[DATASET]
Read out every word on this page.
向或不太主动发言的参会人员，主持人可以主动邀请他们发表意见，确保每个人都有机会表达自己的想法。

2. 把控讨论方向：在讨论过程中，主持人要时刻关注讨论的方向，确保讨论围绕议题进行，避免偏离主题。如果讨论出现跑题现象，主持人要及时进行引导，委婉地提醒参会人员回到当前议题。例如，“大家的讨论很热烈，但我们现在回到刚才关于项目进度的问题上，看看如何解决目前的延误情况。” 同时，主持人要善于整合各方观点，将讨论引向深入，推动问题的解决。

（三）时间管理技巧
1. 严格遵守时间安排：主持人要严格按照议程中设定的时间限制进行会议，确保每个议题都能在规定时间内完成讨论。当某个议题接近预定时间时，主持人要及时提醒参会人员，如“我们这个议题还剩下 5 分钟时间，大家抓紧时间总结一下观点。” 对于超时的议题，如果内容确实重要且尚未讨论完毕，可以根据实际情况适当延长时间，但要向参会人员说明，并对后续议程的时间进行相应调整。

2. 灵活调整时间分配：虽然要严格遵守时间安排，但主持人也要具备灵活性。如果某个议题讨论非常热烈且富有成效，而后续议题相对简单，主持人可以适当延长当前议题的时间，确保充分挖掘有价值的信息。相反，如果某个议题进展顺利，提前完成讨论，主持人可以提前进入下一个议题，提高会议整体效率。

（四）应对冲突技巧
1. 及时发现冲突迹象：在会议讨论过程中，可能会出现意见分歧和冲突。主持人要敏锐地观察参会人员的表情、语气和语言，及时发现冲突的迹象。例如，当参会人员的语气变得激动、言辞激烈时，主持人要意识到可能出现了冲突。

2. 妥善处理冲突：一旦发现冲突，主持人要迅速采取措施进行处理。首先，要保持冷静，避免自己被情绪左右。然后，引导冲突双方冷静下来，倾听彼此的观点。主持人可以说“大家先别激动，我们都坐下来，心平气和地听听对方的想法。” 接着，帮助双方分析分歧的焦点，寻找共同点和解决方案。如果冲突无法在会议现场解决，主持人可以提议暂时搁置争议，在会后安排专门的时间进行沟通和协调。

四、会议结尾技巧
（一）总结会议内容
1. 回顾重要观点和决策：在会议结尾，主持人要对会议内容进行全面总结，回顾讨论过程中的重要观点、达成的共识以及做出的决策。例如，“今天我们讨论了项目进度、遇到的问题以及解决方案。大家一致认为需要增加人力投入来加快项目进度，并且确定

[PROMPT]
Copy each line of the data exactly, leaving nothing out.

[ANSWER FOR THE TASK]
Read out every word on this page.
向或不太主动发言的参会人员，主持人可以主动邀请他们发表意见，确保每个人都有机会表达自己的想法。

2. 把控讨论方向：在讨论过程中，主持人要时刻关注讨论的方向，确保讨论围绕议题进行，避免偏离主题。如果讨论出现跑题现象，主持人要及时进行引导，委婉地提醒参会人员回到当前议题。例如，“大家的讨论很热烈，但我们现在回到刚才关于项目进度的问题上，看看如何解决目前的延误情况。” 同时，主持人要善于整合各方观点，将讨论引向深入，推动问题的解决。

（三）时间管理技巧
1. 严格遵守时间安排：主持人要严格按照议程中设定的时间限制进行会议，确保每个议题都能在规定时间内完成讨论。当某个议题接近预定时间时，主持人要及时提醒参会人员，如“我们这个议题还剩下 5 分钟时间，大家抓紧时间总结一下观点。” 对于超时的议题，如果内容确实重要且尚未讨论完毕，可以根据实际情况适当延长时间，但要向参会人员说明，并对后续议程的时间进行相应调整。

2. 灵活调整时间分配：虽然要严格遵守时间安排，但主持人也要具备灵活性。如果某个议题讨论非常热烈且富有成效，而后续议题相对简单，主持人可以适当延长当前议题的时间，确保充分挖掘有价值的信息。相反，如果某个议题进展顺利，提前完成讨论，主持人可以提前进入下一个议题，提高会议整体效率。

（四）应对冲突技巧
1. 及时发现冲突迹象：在会议讨论过程中，可能会出现意见分歧和冲突。主持人要敏锐地观察参会人员的表情、语气和语言，及时发现冲突的迹象。例如，当参会人员的语气变得激动、言辞激烈时，主持人要意识到可能出现了冲突。

2. 妥善处理冲突：一旦发现冲突，主持人要迅速采取措施进行处理。首先，要保持冷静，避免自己被情绪左右。然后，引导冲突双方冷静下来，倾听彼此的观点。主持人可以说“大家先别激动，我们都坐下来，心平气和地听听对方的想法。” 接着，帮助双方分析分歧的焦点，寻找共同点和解决方案。如果冲突无法在会议现场解决，主持人可以提议暂时搁置争议，在会后安排专门的时间进行沟通和协调。

四、会议结尾技巧
（一）总结会议内容
1. 回顾重要观点和决策：在会议结尾，主持人要对会议内容进行全面总结，回顾讨论过程中的重要观点、达成的共识以及做出的决策。例如，“今天我们讨论了项目进度、遇到的问题以及解决方案。大家一致认为需要增加人力投入来加快项目进度，并且确定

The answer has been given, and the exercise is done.